- [YOUR GOAL]
Determine the number of lines containing the word "Frequency". Reply with it and nothing else.

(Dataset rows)
»»
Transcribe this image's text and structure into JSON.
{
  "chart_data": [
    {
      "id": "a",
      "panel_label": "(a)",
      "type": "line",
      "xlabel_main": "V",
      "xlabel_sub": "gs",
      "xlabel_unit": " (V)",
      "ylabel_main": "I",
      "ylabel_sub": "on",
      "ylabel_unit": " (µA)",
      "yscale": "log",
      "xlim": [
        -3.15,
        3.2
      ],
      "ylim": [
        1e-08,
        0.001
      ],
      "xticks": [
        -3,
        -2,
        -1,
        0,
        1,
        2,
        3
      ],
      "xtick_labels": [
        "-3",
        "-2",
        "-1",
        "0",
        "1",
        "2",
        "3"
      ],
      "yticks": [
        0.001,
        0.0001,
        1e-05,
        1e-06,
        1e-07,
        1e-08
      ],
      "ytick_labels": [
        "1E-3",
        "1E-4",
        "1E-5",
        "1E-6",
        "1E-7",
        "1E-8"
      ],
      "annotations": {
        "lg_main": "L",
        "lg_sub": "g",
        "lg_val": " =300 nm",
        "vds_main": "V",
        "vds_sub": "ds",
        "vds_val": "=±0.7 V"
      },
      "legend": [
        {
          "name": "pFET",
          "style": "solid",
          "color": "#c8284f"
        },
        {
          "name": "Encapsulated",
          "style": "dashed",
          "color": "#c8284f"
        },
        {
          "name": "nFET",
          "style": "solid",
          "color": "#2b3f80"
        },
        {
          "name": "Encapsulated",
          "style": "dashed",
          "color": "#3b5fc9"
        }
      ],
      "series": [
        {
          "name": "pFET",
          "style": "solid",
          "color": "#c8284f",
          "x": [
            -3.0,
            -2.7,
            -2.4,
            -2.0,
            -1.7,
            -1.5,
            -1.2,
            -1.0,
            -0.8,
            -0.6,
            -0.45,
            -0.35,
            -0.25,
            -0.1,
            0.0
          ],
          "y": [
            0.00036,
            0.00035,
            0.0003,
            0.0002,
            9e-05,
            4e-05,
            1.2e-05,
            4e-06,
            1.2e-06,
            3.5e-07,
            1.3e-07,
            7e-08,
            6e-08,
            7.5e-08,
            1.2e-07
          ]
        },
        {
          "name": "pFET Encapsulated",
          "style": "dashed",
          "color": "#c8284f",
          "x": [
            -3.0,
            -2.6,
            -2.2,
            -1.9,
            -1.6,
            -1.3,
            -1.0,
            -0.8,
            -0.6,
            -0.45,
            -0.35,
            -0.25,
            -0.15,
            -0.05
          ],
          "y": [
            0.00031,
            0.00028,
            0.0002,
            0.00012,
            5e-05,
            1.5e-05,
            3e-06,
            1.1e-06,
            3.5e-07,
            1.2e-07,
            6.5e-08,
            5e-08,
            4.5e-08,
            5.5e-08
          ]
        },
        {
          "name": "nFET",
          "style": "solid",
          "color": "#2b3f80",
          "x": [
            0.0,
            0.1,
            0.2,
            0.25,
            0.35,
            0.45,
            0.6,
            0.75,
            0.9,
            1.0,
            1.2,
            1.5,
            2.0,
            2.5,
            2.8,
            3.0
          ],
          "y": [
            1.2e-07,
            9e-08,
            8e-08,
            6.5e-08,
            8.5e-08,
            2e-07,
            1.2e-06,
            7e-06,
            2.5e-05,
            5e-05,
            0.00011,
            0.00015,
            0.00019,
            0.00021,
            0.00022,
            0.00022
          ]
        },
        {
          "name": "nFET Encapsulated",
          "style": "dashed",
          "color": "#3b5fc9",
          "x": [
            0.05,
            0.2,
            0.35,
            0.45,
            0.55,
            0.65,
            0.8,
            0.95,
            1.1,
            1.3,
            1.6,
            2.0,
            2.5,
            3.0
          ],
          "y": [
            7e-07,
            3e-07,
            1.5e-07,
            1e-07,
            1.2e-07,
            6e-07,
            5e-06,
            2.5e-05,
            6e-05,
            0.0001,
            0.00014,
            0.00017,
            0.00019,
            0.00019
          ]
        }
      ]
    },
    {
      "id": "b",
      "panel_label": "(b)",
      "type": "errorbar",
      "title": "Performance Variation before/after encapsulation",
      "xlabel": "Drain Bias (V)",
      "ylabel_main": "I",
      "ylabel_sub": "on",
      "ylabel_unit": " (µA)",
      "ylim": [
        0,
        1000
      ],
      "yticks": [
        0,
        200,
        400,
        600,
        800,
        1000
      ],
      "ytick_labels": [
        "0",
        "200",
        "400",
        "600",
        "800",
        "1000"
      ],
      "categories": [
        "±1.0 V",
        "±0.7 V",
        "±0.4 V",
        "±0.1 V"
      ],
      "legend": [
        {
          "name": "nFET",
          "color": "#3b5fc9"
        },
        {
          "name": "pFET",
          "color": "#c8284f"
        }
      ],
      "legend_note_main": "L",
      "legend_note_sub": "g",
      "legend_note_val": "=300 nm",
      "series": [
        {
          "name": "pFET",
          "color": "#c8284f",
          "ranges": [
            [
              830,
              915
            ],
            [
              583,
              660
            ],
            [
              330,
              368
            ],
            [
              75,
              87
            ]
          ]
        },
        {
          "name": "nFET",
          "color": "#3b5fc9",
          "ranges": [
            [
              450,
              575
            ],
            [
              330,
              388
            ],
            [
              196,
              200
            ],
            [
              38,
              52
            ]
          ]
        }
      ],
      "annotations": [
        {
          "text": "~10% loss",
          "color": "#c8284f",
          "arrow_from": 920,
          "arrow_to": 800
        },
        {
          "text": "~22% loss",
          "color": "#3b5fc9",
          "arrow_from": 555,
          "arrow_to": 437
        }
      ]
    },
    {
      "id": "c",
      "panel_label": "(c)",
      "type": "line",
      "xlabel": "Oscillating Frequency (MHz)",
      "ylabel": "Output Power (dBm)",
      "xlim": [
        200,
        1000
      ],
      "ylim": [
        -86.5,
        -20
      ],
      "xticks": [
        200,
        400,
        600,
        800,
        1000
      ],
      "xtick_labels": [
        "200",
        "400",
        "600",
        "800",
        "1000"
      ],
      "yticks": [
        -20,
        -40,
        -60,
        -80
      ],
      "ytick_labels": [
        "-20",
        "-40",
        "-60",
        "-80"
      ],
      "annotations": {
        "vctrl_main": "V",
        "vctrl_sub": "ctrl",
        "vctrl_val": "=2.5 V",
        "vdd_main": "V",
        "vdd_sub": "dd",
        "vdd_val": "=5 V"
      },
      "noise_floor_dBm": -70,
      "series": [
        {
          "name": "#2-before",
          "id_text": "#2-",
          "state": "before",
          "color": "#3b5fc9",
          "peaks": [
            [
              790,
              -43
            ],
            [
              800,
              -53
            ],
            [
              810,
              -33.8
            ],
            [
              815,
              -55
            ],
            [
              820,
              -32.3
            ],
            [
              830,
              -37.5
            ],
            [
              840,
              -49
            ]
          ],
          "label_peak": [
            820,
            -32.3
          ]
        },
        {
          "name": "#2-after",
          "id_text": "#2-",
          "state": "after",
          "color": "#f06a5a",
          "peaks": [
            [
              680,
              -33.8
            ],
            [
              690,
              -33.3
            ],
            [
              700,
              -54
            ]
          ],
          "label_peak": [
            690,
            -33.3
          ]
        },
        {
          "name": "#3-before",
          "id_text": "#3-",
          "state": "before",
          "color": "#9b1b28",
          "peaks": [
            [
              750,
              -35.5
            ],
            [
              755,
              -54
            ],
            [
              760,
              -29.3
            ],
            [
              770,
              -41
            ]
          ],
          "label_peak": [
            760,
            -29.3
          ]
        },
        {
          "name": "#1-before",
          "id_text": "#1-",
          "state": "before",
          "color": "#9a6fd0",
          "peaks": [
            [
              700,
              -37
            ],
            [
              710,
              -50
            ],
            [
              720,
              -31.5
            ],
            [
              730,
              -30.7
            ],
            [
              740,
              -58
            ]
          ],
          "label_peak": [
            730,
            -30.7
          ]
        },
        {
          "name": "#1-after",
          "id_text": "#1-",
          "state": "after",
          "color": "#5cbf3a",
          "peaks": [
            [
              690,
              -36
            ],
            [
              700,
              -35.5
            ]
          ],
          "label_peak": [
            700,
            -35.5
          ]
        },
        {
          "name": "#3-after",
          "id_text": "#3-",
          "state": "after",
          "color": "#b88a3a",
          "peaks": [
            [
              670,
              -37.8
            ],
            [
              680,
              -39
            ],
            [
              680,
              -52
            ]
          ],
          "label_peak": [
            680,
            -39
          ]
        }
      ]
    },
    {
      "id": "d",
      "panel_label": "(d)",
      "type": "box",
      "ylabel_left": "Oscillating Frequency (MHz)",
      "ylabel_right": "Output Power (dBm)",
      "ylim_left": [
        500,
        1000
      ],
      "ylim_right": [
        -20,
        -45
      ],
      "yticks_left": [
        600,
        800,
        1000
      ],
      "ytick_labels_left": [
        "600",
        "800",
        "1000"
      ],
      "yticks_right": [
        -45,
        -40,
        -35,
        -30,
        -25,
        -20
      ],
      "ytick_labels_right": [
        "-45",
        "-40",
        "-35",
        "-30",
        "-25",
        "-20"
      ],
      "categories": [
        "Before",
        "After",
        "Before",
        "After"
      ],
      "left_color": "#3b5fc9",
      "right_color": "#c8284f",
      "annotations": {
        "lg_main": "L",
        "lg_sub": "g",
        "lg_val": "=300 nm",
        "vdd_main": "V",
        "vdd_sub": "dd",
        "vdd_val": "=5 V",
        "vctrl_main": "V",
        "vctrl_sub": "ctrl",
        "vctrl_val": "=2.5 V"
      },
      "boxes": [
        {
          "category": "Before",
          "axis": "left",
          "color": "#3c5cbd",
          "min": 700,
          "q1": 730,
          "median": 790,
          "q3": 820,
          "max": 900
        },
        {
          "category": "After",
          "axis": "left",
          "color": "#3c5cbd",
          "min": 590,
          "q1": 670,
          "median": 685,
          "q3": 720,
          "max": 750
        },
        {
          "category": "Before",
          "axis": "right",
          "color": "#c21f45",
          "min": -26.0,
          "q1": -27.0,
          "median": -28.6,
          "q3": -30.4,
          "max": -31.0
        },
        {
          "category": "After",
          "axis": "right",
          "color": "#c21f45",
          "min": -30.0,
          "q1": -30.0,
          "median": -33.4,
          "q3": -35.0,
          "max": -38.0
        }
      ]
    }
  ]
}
««
- [TASK SOLUTION]
2